QUESTIONS:
1. On the Metamath page for theorem inf3lem1, on what date was the theorem contributed?
2. In the Metamath page on theorem inf3lem1, revise the part between "Metamath Proof Explorer" and "by NM, 28-Oct-1996)", inclusive, so that "Auxiliary result" takes the place of "Lemma".
3. Carry the Metamath proof listing for theorem inf3lem1 forward from its last line.

TEXT SHOWN:
#####
Metamath Proof Explorer

Theorem inf3lem1

Description: Lemma for our Axiom of Infinity => standard Axiom of Infinity. See inf3 for detailed description. (Contributed by NM, 28-Oct-1996)

Ref Expression
Hypotheses inf3lem.1 
|- G = ( y e. _V |-> { w e. x | ( w i^i x ) C_ y } )
inf3lem.2 
|- F = ( rec ( G , (/) ) |` _om )
inf3lem.3 
|- A e. _V
inf3lem.4 
|- B e. _V
Assertion inf3lem1 
|- ( A e. _om -> ( F ` A ) C_ ( F ` suc A ) )

Proof

Step Hyp Ref Expression
1 inf3lem.1 
 |-  G = ( y e. _V |-> { w e. x | ( w i^i x ) C_ y } )
2 inf3lem.2 
 |-  F = ( rec ( G , (/) ) |` _om )
3 inf3lem.3 
 |-  A e. _V
4 inf3lem.4 
 |-  B e. _V
5 fveq2 
 |-  ( v = (/) -> ( F ` v ) = ( F ` (/) ) )
6 suceq 
 |-  ( v = (/) -> suc v = suc (/) )
7 6 fveq2d 
 |-  ( v = (/) -> ( F ` suc v ) = ( F ` suc (/) ) )
8 5 7 sseq12d 
 |-  ( v = (/) -> ( ( F ` v ) C_ ( F ` suc v ) <-> ( F ` (/) ) C_ ( F ` suc (/) ) ) )
9 fveq2 
 |-  ( v = u -> ( F ` v ) = ( F ` u ) )
10 suceq 
 |-  ( v = u -> suc v = suc u )
11 10 fveq2d 
 |-  ( v = u -> ( F ` suc v ) = ( F ` suc u ) )
12 9 11 sseq12d 
 |-  ( v = u -> ( ( F ` v ) C_ ( F ` suc v ) <-> ( F ` u ) C_ ( F ` suc u ) ) )
13 fveq2 
 |-  ( v = suc u -> ( F ` v ) = ( F ` suc u ) )
14 suceq 
 |-  ( v = suc u -> suc v = suc suc u )
#####
DATA RECORDS:
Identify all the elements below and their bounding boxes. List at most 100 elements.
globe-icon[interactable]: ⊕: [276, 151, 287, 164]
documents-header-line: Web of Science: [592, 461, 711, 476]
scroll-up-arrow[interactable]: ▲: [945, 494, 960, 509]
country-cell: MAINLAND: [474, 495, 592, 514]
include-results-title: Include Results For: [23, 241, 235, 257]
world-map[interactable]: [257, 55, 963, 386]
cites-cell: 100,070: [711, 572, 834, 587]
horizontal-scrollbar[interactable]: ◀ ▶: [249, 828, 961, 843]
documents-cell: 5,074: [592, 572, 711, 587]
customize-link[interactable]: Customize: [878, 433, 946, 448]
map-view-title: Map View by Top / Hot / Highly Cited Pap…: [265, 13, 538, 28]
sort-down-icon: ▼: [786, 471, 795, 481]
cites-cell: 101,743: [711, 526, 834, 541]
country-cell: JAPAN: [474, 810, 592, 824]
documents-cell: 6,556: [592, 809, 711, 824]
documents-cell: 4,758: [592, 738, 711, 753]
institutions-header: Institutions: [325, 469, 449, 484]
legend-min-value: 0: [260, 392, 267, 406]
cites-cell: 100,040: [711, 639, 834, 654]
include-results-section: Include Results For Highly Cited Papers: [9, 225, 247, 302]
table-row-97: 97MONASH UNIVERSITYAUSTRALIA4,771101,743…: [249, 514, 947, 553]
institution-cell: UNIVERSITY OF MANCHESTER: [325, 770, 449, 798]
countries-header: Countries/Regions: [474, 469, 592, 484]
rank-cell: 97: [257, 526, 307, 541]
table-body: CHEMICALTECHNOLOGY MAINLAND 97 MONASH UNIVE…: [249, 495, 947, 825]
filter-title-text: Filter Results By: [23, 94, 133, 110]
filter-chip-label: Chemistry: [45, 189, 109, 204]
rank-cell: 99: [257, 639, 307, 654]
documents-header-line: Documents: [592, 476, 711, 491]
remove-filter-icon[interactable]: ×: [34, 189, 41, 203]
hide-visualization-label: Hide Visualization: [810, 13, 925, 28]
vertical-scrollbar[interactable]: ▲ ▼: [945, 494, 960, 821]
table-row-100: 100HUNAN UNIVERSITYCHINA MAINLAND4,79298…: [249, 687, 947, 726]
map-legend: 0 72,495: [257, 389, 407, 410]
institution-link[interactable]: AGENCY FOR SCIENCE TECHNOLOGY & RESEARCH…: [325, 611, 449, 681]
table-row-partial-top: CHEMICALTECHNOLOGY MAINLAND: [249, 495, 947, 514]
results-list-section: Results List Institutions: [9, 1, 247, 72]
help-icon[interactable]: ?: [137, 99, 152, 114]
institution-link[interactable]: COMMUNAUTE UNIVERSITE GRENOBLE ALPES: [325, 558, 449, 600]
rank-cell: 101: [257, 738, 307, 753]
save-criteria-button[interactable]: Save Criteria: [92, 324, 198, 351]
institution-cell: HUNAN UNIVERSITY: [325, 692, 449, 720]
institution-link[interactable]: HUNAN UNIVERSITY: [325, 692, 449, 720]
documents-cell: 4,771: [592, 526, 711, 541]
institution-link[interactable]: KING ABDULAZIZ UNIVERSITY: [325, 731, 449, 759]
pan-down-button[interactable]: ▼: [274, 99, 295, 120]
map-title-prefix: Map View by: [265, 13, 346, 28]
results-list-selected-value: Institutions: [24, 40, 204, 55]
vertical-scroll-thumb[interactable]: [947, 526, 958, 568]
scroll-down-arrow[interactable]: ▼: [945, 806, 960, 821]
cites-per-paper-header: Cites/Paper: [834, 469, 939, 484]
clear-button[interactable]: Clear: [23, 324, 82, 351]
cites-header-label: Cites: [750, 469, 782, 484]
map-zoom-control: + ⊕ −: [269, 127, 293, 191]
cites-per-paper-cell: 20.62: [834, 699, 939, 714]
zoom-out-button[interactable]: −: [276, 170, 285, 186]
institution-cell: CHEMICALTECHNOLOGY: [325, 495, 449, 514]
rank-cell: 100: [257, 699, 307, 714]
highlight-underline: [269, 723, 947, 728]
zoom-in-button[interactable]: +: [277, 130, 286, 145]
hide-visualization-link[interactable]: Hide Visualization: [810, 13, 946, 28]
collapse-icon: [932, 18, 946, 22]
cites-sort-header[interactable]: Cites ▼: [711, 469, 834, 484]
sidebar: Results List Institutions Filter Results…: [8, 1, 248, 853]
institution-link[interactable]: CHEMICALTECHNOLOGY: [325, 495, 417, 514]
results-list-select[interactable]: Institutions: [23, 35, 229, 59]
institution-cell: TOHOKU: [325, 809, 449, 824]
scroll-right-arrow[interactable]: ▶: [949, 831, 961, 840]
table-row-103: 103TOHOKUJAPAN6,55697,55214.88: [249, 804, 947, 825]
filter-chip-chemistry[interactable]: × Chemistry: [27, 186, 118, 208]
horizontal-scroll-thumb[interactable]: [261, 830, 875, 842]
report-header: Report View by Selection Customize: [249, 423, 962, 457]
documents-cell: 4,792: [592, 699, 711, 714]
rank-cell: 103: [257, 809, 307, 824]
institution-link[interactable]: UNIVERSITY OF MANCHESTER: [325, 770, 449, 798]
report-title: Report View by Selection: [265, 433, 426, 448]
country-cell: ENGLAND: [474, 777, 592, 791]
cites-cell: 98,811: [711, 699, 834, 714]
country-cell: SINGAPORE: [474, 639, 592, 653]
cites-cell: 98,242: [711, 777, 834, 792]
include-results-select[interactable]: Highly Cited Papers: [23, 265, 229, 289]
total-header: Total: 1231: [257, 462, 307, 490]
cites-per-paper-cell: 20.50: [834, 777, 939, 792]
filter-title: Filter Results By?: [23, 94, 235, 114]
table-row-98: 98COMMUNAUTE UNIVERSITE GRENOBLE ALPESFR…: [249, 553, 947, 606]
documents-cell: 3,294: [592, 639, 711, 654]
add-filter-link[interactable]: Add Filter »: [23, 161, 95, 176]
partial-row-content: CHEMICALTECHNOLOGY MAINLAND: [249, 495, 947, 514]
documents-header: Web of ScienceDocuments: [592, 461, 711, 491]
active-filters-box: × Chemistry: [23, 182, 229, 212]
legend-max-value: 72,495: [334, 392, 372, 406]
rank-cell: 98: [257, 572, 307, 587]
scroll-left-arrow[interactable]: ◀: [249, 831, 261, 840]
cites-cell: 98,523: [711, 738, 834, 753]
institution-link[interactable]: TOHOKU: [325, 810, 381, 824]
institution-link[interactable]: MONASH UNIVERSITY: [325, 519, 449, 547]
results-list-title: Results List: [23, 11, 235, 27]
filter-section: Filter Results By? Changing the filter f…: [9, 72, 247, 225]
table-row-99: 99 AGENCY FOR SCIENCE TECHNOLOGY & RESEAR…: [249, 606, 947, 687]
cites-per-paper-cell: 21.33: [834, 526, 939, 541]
#####
TASK RESPONSES:
1. 28-Oct-1996

2.
Metamath Proof Explorer

Theorem inf3lem1

Description: Auxiliary result for our Axiom of Infinity => standard Axiom of Infinity. See inf3 for detailed description. (Contributed by NM, 28-Oct-1996)

3.
15 14 fveq2d 
 |-  ( v = suc u -> ( F ` suc v ) = ( F ` suc suc u ) )
16 13 15 sseq12d 
 |-  ( v = suc u -> ( ( F ` v ) C_ ( F ` suc v ) <-> ( F ` suc u ) C_ ( F ` suc suc u ) ) )
17 fveq2 
 |-  ( v = A -> ( F ` v ) = ( F ` A ) )
18 suceq 
 |-  ( v = A -> suc v = suc A )
19 18 fveq2d 
 |-  ( v = A -> ( F ` suc v ) = ( F ` suc A ) )
20 17 19 sseq12d 
 |-  ( v = A -> ( ( F ` v ) C_ ( F ` suc v ) <-> ( F ` A ) C_ ( F ` suc A ) ) )
21 1 2 3 3 inf3lemb 
 |-  ( F ` (/) ) = (/)
22 0ss 
 |-  (/) C_ ( F ` suc (/) )
23 21 22 eqsstri 
 |-  ( F ` (/) ) C_ ( F ` suc (/) )
24 sstr2 
 |-  ( ( v i^i x ) C_ ( F ` u ) -> ( ( F ` u ) C_ ( F ` suc u ) -> ( v i^i x ) C_ ( F ` suc u ) ) )
25 24 com12 
 |-  ( ( F ` u ) C_ ( F ` suc u ) -> ( ( v i^i x ) C_ ( F ` u ) -> ( v i^i x ) C_ ( F ` suc u ) ) )
26 25 anim2d 
 |-  ( ( F ` u ) C_ ( F ` suc u ) -> ( ( v e. x /\ ( v i^i x ) C_ ( F ` u ) ) -> ( v e. x /\ ( v i^i x ) C_ ( F ` suc u ) ) ) )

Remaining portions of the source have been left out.